[Available data start]

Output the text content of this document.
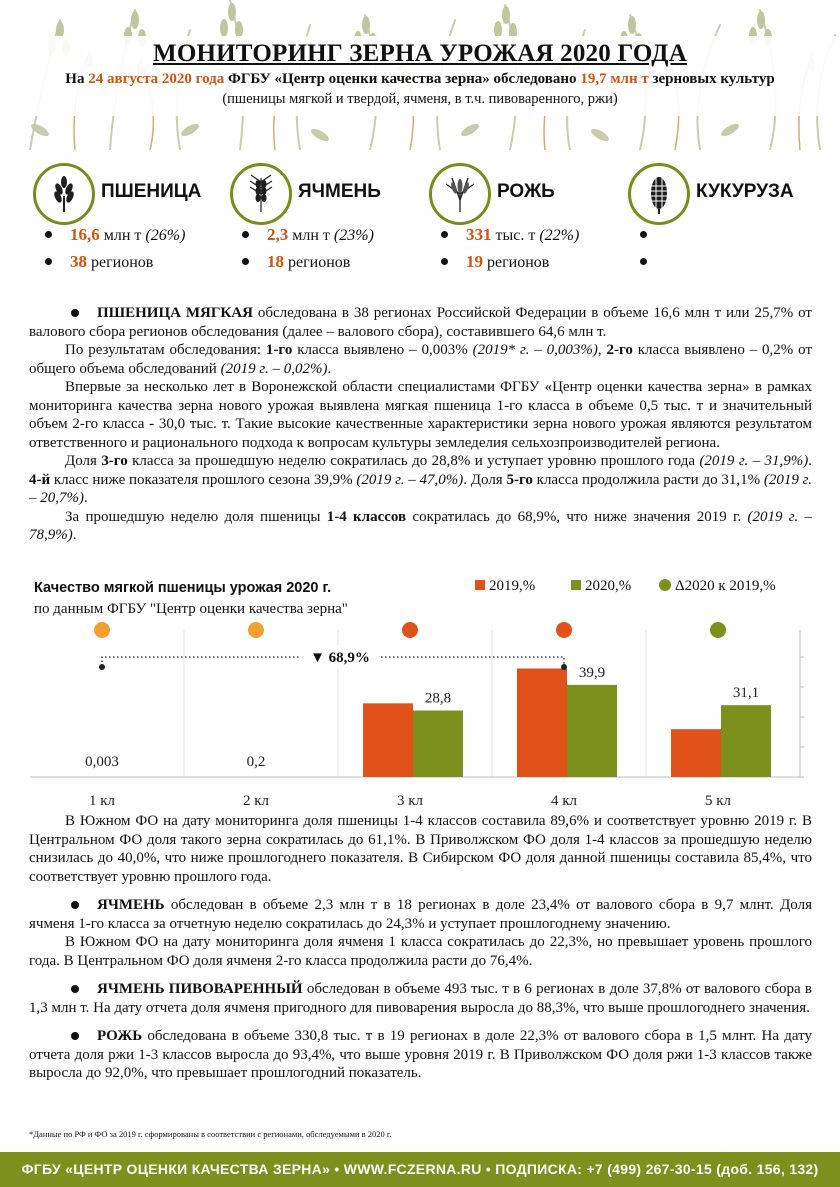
МОНИТОРИНГ ЗЕРНА УРОЖАЯ 2020 ГОДА
На 24 августа 2020 года ФГБУ «Центр оценки качества зерна» обследовано 19,7 млн т зерновых культур
(пшеницы мягкой и твердой, ячменя, в т.ч. пивоваренного, ржи)
ПШЕНИЦА
16,6 млн т (26%)
38 регионов
ЯЧМЕНЬ
2,3 млн т (23%)
18 регионов
РОЖЬ
331 тыс. т (22%)
19 регионов
КУКУРУЗА

ПШЕНИЦА МЯГКАЯ обследована в 38 регионах Российской Федерации в объеме 16,6 млн т или 25,7% от валового сбора регионов обследования (далее – валового сбора), составившего 64,6 млн т.

По результатам обследования: 1-го класса выявлено – 0,003% (2019* г. – 0,003%), 2-го класса выявлено – 0,2% от общего объема обследований (2019 г. – 0,02%).

Впервые за несколько лет в Воронежской области специалистами ФГБУ «Центр оценки качества зерна» в рамках мониторинга качества зерна нового урожая выявлена мягкая пшеница 1-го класса в объеме 0,5 тыс. т и значительный объем 2-го класса - 30,0 тыс. т. Такие высокие качественные характеристики зерна нового урожая являются результатом ответственного и рационального подхода к вопросам культуры земледелия сельхозпроизводителей региона.

Доля 3-го класса за прошедшую неделю сократилась до 28,8% и уступает уровню прошлого года (2019 г. – 31,9%). 4-й класс ниже показателя прошлого сезона 39,9% (2019 г. – 47,0%). Доля 5-го класса продолжила расти до 31,1% (2019 г. – 20,7%).

За прошедшую неделю доля пшеницы 1-4 классов сократилась до 68,9%, что ниже значения 2019 г. (2019 г. – 78,9%).

Качество мягкой пшеницы урожая 2020 г.
по данным ФГБУ "Центр оценки качества зерна"
2019,%	2020,%	Δ2020 к 2019,%
0,003
1 кл
0,2
2 кл
28,8
3 кл
39,9
4 кл
31,1
5 кл
▼ 68,9%

В Южном ФО на дату мониторинга доля пшеницы 1-4 классов составила 89,6% и соответствует уровню 2019 г. В Центральном ФО доля такого зерна сократилась до 61,1%. В Приволжском ФО доля 1-4 классов за прошедшую неделю снизилась до 40,0%, что ниже прошлогоднего показателя. В Сибирском ФО доля данной пшеницы составила 85,4%, что соответствует уровню прошлого года.

ЯЧМЕНЬ обследован в объеме 2,3 млн т в 18 регионах в доле 23,4% от валового сбора в 9,7 млнт. Доля ячменя 1-го класса за отчетную неделю сократилась до 24,3% и уступает прошлогоднему значению.

В Южном ФО на дату мониторинга доля ячменя 1 класса сократилась до 22,3%, но превышает уровень прошлого года. В Центральном ФО доля ячменя 2-го класса продолжила расти до 76,4%.

ЯЧМЕНЬ ПИВОВАРЕННЫЙ обследован в объеме 493 тыс. т в 6 регионах в доле 37,8% от валового сбора в 1,3 млн т. На дату отчета доля ячменя пригодного для пивоварения выросла до 88,3%, что выше прошлогоднего значения.

РОЖЬ обследована в объеме 330,8 тыс. т в 19 регионах в доле 22,3% от валового сбора в 1,5 млнт. На дату отчета доля ржи 1-3 классов выросла до 93,4%, что выше уровня 2019 г. В Приволжском ФО доля ржи 1-3 классов также выросла до 92,0%, что превышает прошлогодний показатель.

*Данные по РФ и ФО за 2019 г. сформированы в соответствии с регионами, обследуемыми в 2020 г.
ФГБУ «ЦЕНТР ОЦЕНКИ КАЧЕСТВА ЗЕРНА» • WWW.FCZERNA.RU • ПОДПИСКА: +7 (499) 267-30-15 (доб. 156, 132)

[Available data end]

# [The request]
Nothing but the pictures may be dropped; output the records above exactly.

# [Result of the exercise]
Output the text content of this document.
МОНИТОРИНГ ЗЕРНА УРОЖАЯ 2020 ГОДА
На 24 августа 2020 года ФГБУ «Центр оценки качества зерна» обследовано 19,7 млн т зерновых культур
(пшеницы мягкой и твердой, ячменя, в т.ч. пивоваренного, ржи)
ПШЕНИЦА
16,6 млн т (26%)
38 регионов
ЯЧМЕНЬ
2,3 млн т (23%)
18 регионов
РОЖЬ
331 тыс. т (22%)
19 регионов
КУКУРУЗА

ПШЕНИЦА МЯГКАЯ обследована в 38 регионах Российской Федерации в объеме 16,6 млн т или 25,7% от валового сбора регионов обследования (далее – валового сбора), составившего 64,6 млн т.

По результатам обследования: 1-го класса выявлено – 0,003% (2019* г. – 0,003%), 2-го класса выявлено – 0,2% от общего объема обследований (2019 г. – 0,02%).

Впервые за несколько лет в Воронежской области специалистами ФГБУ «Центр оценки качества зерна» в рамках мониторинга качества зерна нового урожая выявлена мягкая пшеница 1-го класса в объеме 0,5 тыс. т и значительный объем 2-го класса - 30,0 тыс. т. Такие высокие качественные характеристики зерна нового урожая являются результатом ответственного и рационального подхода к вопросам культуры земледелия сельхозпроизводителей региона.

Доля 3-го класса за прошедшую неделю сократилась до 28,8% и уступает уровню прошлого года (2019 г. – 31,9%). 4-й класс ниже показателя прошлого сезона 39,9% (2019 г. – 47,0%). Доля 5-го класса продолжила расти до 31,1% (2019 г. – 20,7%).

За прошедшую неделю доля пшеницы 1-4 классов сократилась до 68,9%, что ниже значения 2019 г. (2019 г. – 78,9%).

Качество мягкой пшеницы урожая 2020 г.
по данным ФГБУ "Центр оценки качества зерна"
2019,%	2020,%	Δ2020 к 2019,%
0,003
1 кл
0,2
2 кл
28,8
3 кл
39,9
4 кл
31,1
5 кл
▼ 68,9%

В Южном ФО на дату мониторинга доля пшеницы 1-4 классов составила 89,6% и соответствует уровню 2019 г. В Центральном ФО доля такого зерна сократилась до 61,1%. В Приволжском ФО доля 1-4 классов за прошедшую неделю снизилась до 40,0%, что ниже прошлогоднего показателя. В Сибирском ФО доля данной пшеницы составила 85,4%, что соответствует уровню прошлого года.

ЯЧМЕНЬ обследован в объеме 2,3 млн т в 18 регионах в доле 23,4% от валового сбора в 9,7 млнт. Доля ячменя 1-го класса за отчетную неделю сократилась до 24,3% и уступает прошлогоднему значению.

В Южном ФО на дату мониторинга доля ячменя 1 класса сократилась до 22,3%, но превышает уровень прошлого года. В Центральном ФО доля ячменя 2-го класса продолжила расти до 76,4%.

ЯЧМЕНЬ ПИВОВАРЕННЫЙ обследован в объеме 493 тыс. т в 6 регионах в доле 37,8% от валового сбора в 1,3 млн т. На дату отчета доля ячменя пригодного для пивоварения выросла до 88,3%, что выше прошлогоднего значения.

РОЖЬ обследована в объеме 330,8 тыс. т в 19 регионах в доле 22,3% от валового сбора в 1,5 млнт. На дату отчета доля ржи 1-3 классов выросла до 93,4%, что выше уровня 2019 г. В Приволжском ФО доля ржи 1-3 классов также выросла до 92,0%, что превышает прошлогодний показатель.

*Данные по РФ и ФО за 2019 г. сформированы в соответствии с регионами, обследуемыми в 2020 г.
ФГБУ «ЦЕНТР ОЦЕНКИ КАЧЕСТВА ЗЕРНА» • WWW.FCZERNA.RU • ПОДПИСКА: +7 (499) 267-30-15 (доб. 156, 132)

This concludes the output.